### TO BE DONE
Output each entry exactly; skip nothing.
↓
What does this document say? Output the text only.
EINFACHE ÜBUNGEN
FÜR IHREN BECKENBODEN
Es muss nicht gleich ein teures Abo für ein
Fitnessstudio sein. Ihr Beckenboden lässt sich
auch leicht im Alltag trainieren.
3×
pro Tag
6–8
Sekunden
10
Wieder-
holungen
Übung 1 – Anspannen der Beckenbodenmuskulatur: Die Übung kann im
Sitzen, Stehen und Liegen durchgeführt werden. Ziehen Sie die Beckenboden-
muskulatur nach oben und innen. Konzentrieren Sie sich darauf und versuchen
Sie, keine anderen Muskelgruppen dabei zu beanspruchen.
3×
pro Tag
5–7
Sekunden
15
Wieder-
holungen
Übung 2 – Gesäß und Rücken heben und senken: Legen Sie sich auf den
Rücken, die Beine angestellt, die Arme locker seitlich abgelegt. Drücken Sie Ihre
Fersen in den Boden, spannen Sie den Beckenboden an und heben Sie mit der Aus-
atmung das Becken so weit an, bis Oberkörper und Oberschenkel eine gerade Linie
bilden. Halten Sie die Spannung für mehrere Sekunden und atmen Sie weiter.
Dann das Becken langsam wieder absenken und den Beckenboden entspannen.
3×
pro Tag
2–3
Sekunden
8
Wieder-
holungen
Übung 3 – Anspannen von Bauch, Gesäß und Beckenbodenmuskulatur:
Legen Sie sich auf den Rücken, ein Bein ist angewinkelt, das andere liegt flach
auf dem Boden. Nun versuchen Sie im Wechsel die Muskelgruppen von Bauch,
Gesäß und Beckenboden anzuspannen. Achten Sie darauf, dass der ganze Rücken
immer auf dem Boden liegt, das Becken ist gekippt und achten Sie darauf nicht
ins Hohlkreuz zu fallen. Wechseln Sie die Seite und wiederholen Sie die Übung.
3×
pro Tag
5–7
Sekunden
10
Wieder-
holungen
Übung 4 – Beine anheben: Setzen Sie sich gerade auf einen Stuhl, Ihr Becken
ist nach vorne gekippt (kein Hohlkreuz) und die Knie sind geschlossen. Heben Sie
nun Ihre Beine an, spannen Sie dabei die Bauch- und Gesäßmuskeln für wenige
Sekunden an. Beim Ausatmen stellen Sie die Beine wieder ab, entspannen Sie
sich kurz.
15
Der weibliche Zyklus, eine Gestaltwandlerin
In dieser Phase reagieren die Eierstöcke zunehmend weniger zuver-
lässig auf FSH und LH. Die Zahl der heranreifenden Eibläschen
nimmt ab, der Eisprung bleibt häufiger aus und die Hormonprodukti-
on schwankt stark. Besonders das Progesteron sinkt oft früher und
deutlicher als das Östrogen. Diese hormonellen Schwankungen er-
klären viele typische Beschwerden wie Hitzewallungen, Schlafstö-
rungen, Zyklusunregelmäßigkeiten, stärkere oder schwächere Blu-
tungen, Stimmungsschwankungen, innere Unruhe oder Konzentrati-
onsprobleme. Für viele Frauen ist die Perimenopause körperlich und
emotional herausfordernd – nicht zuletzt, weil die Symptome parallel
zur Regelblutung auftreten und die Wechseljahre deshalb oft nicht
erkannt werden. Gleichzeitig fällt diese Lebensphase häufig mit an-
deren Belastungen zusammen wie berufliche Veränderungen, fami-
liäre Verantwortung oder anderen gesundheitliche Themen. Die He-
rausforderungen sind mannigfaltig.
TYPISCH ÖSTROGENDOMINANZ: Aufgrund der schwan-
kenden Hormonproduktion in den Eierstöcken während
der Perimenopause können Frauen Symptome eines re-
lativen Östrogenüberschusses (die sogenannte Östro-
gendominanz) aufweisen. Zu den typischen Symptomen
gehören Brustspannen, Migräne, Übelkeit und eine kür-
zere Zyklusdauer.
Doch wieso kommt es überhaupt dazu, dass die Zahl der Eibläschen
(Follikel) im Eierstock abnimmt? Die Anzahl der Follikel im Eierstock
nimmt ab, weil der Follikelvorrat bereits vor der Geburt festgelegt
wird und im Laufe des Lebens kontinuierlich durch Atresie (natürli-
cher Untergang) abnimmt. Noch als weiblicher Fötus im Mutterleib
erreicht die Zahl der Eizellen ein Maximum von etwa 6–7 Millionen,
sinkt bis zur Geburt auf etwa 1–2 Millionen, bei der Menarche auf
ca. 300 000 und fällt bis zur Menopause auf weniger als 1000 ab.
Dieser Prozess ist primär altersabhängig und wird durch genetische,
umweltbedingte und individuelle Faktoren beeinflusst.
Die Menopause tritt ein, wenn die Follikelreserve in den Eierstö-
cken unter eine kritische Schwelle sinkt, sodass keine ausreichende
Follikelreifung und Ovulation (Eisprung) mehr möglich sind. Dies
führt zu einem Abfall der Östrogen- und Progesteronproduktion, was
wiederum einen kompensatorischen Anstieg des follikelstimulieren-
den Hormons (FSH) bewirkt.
↑
### FINAL RESULT
What does this document say? Output the text only.
EINFACHE ÜBUNGEN
FÜR IHREN BECKENBODEN
Es muss nicht gleich ein teures Abo für ein
Fitnessstudio sein. Ihr Beckenboden lässt sich
auch leicht im Alltag trainieren.
3×
pro Tag
6–8
Sekunden
10
Wieder-
holungen
Übung 1 – Anspannen der Beckenbodenmuskulatur: Die Übung kann im
Sitzen, Stehen und Liegen durchgeführt werden. Ziehen Sie die Beckenboden-
muskulatur nach oben und innen. Konzentrieren Sie sich darauf und versuchen
Sie, keine anderen Muskelgruppen dabei zu beanspruchen.
3×
pro Tag
5–7
Sekunden
15
Wieder-
holungen
Übung 2 – Gesäß und Rücken heben und senken: Legen Sie sich auf den
Rücken, die Beine angestellt, die Arme locker seitlich abgelegt. Drücken Sie Ihre
Fersen in den Boden, spannen Sie den Beckenboden an und heben Sie mit der Aus-
atmung das Becken so weit an, bis Oberkörper und Oberschenkel eine gerade Linie
bilden. Halten Sie die Spannung für mehrere Sekunden und atmen Sie weiter.
Dann das Becken langsam wieder absenken und den Beckenboden entspannen.
3×
pro Tag
2–3
Sekunden
8
Wieder-
holungen
Übung 3 – Anspannen von Bauch, Gesäß und Beckenbodenmuskulatur:
Legen Sie sich auf den Rücken, ein Bein ist angewinkelt, das andere liegt flach
auf dem Boden. Nun versuchen Sie im Wechsel die Muskelgruppen von Bauch,
Gesäß und Beckenboden anzuspannen. Achten Sie darauf, dass der ganze Rücken
immer auf dem Boden liegt, das Becken ist gekippt und achten Sie darauf nicht
ins Hohlkreuz zu fallen. Wechseln Sie die Seite und wiederholen Sie die Übung.
3×
pro Tag
5–7
Sekunden
10
Wieder-
holungen
Übung 4 – Beine anheben: Setzen Sie sich gerade auf einen Stuhl, Ihr Becken
ist nach vorne gekippt (kein Hohlkreuz) und die Knie sind geschlossen. Heben Sie
nun Ihre Beine an, spannen Sie dabei die Bauch- und Gesäßmuskeln für wenige
Sekunden an. Beim Ausatmen stellen Sie die Beine wieder ab, entspannen Sie
sich kurz.
15
Der weibliche Zyklus, eine Gestaltwandlerin
In dieser Phase reagieren die Eierstöcke zunehmend weniger zuver-
lässig auf FSH und LH. Die Zahl der heranreifenden Eibläschen
nimmt ab, der Eisprung bleibt häufiger aus und die Hormonprodukti-
on schwankt stark. Besonders das Progesteron sinkt oft früher und
deutlicher als das Östrogen. Diese hormonellen Schwankungen er-
klären viele typische Beschwerden wie Hitzewallungen, Schlafstö-
rungen, Zyklusunregelmäßigkeiten, stärkere oder schwächere Blu-
tungen, Stimmungsschwankungen, innere Unruhe oder Konzentrati-
onsprobleme. Für viele Frauen ist die Perimenopause körperlich und
emotional herausfordernd – nicht zuletzt, weil die Symptome parallel
zur Regelblutung auftreten und die Wechseljahre deshalb oft nicht
erkannt werden. Gleichzeitig fällt diese Lebensphase häufig mit an-
deren Belastungen zusammen wie berufliche Veränderungen, fami-
liäre Verantwortung oder anderen gesundheitliche Themen. Die He-
rausforderungen sind mannigfaltig.
TYPISCH ÖSTROGENDOMINANZ: Aufgrund der schwan-
kenden Hormonproduktion in den Eierstöcken während
der Perimenopause können Frauen Symptome eines re-
lativen Östrogenüberschusses (die sogenannte Östro-
gendominanz) aufweisen. Zu den typischen Symptomen
gehören Brustspannen, Migräne, Übelkeit und eine kür-
zere Zyklusdauer.
Doch wieso kommt es überhaupt dazu, dass die Zahl der Eibläschen
(Follikel) im Eierstock abnimmt? Die Anzahl der Follikel im Eierstock
nimmt ab, weil der Follikelvorrat bereits vor der Geburt festgelegt
wird und im Laufe des Lebens kontinuierlich durch Atresie (natürli-
cher Untergang) abnimmt. Noch als weiblicher Fötus im Mutterleib
erreicht die Zahl der Eizellen ein Maximum von etwa 6–7 Millionen,
sinkt bis zur Geburt auf etwa 1–2 Millionen, bei der Menarche auf
ca. 300 000 und fällt bis zur Menopause auf weniger als 1000 ab.
Dieser Prozess ist primär altersabhängig und wird durch genetische,
umweltbedingte und individuelle Faktoren beeinflusst.
Die Menopause tritt ein, wenn die Follikelreserve in den Eierstö-
cken unter eine kritische Schwelle sinkt, sodass keine ausreichende
Follikelreifung und Ovulation (Eisprung) mehr möglich sind. Dies
führt zu einem Abfall der Östrogen- und Progesteronproduktion, was
wiederum einen kompensatorischen Anstieg des follikelstimulieren-
den Hormons (FSH) bewirkt.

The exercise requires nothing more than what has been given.